Your task is to copy the listing exactly. Drop any pictures from the copy.
Start Supplied entries
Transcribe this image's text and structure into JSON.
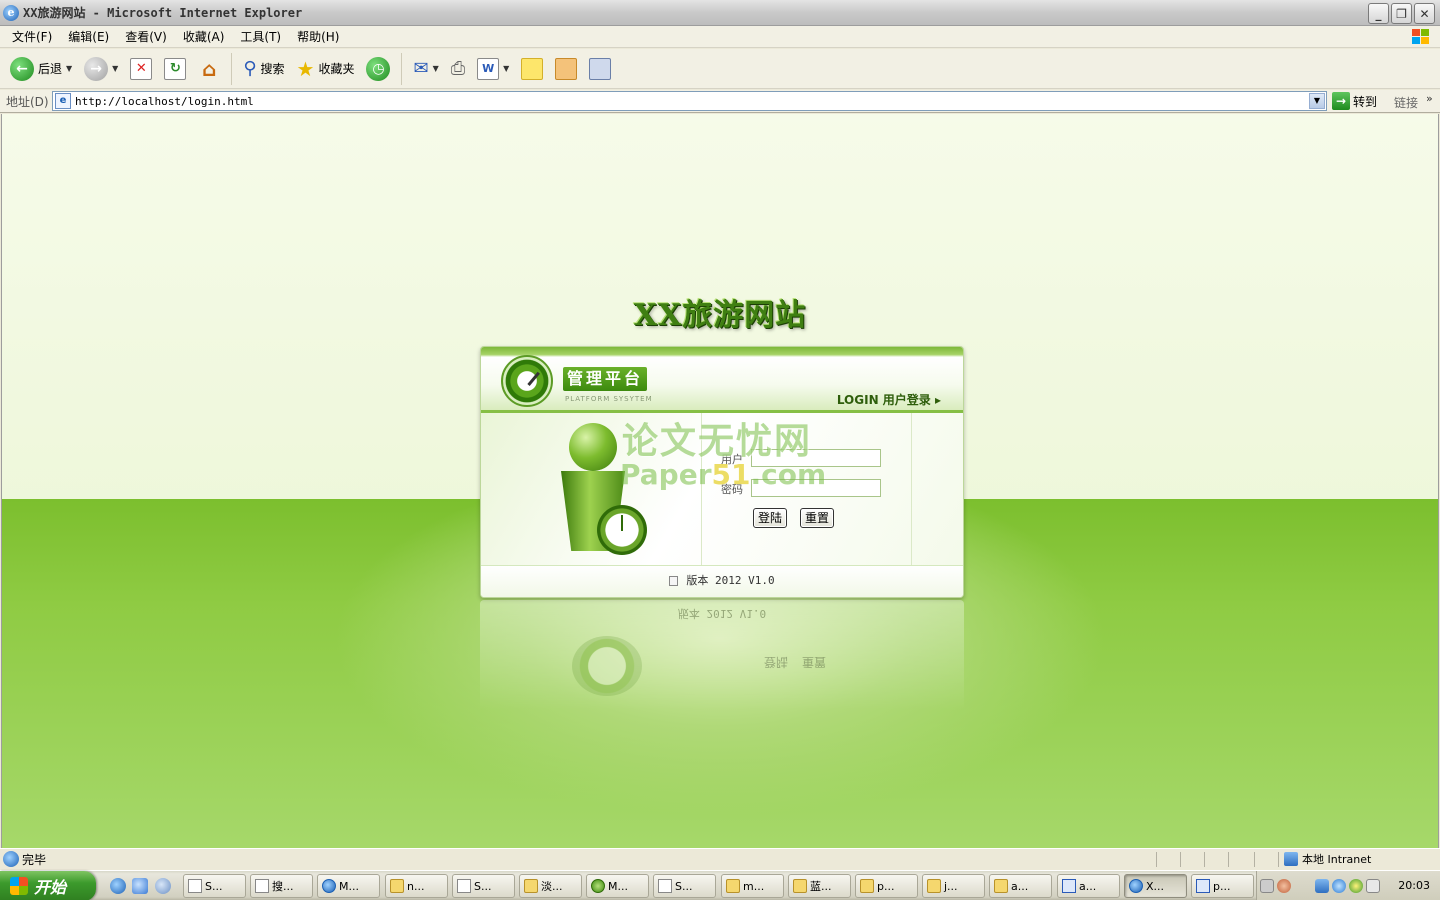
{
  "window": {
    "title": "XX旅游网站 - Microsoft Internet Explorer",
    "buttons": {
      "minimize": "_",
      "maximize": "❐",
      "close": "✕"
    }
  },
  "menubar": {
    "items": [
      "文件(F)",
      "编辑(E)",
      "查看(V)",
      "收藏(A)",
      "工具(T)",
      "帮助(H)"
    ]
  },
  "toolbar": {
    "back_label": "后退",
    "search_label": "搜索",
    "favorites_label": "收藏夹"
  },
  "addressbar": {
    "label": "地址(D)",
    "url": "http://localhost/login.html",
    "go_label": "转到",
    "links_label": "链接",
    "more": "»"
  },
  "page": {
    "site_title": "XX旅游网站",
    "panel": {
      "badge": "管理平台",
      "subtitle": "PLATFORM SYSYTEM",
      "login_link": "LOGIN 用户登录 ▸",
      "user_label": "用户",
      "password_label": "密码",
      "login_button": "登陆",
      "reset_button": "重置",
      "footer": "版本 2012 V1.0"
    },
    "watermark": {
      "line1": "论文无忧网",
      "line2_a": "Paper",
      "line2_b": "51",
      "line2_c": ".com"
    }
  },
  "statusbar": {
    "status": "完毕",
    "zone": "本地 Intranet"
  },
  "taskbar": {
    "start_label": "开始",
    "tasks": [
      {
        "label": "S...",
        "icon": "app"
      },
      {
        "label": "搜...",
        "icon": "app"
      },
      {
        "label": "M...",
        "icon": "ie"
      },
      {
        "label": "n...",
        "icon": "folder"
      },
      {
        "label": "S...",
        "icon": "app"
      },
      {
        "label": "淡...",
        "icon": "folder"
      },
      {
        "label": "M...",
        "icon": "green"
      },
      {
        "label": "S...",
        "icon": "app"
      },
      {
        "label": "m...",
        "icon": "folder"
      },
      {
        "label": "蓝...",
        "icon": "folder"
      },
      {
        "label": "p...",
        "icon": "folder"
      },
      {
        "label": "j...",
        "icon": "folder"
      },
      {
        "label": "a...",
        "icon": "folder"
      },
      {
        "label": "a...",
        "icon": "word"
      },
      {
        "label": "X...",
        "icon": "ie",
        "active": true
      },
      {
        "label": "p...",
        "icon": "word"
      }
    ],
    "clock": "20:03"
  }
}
End Supplied entries
*Correct response:*
Transcribe this image's text and structure into JSON.
{
  "window": {
    "title": "XX旅游网站 - Microsoft Internet Explorer",
    "buttons": {
      "minimize": "_",
      "maximize": "❐",
      "close": "✕"
    }
  },
  "menubar": {
    "items": [
      "文件(F)",
      "编辑(E)",
      "查看(V)",
      "收藏(A)",
      "工具(T)",
      "帮助(H)"
    ]
  },
  "toolbar": {
    "back_label": "后退",
    "search_label": "搜索",
    "favorites_label": "收藏夹"
  },
  "addressbar": {
    "label": "地址(D)",
    "url": "http://localhost/login.html",
    "go_label": "转到",
    "links_label": "链接",
    "more": "»"
  },
  "page": {
    "site_title": "XX旅游网站",
    "panel": {
      "badge": "管理平台",
      "subtitle": "PLATFORM SYSYTEM",
      "login_link": "LOGIN 用户登录 ▸",
      "user_label": "用户",
      "password_label": "密码",
      "login_button": "登陆",
      "reset_button": "重置",
      "footer": "版本 2012 V1.0"
    },
    "watermark": {
      "line1": "论文无忧网",
      "line2_a": "Paper",
      "line2_b": "51",
      "line2_c": ".com"
    }
  },
  "statusbar": {
    "status": "完毕",
    "zone": "本地 Intranet"
  },
  "taskbar": {
    "start_label": "开始",
    "tasks": [
      {
        "label": "S...",
        "icon": "app"
      },
      {
        "label": "搜...",
        "icon": "app"
      },
      {
        "label": "M...",
        "icon": "ie"
      },
      {
        "label": "n...",
        "icon": "folder"
      },
      {
        "label": "S...",
        "icon": "app"
      },
      {
        "label": "淡...",
        "icon": "folder"
      },
      {
        "label": "M...",
        "icon": "green"
      },
      {
        "label": "S...",
        "icon": "app"
      },
      {
        "label": "m...",
        "icon": "folder"
      },
      {
        "label": "蓝...",
        "icon": "folder"
      },
      {
        "label": "p...",
        "icon": "folder"
      },
      {
        "label": "j...",
        "icon": "folder"
      },
      {
        "label": "a...",
        "icon": "folder"
      },
      {
        "label": "a...",
        "icon": "word"
      },
      {
        "label": "X...",
        "icon": "ie",
        "active": true
      },
      {
        "label": "p...",
        "icon": "word"
      }
    ],
    "clock": "20:03"
  }
}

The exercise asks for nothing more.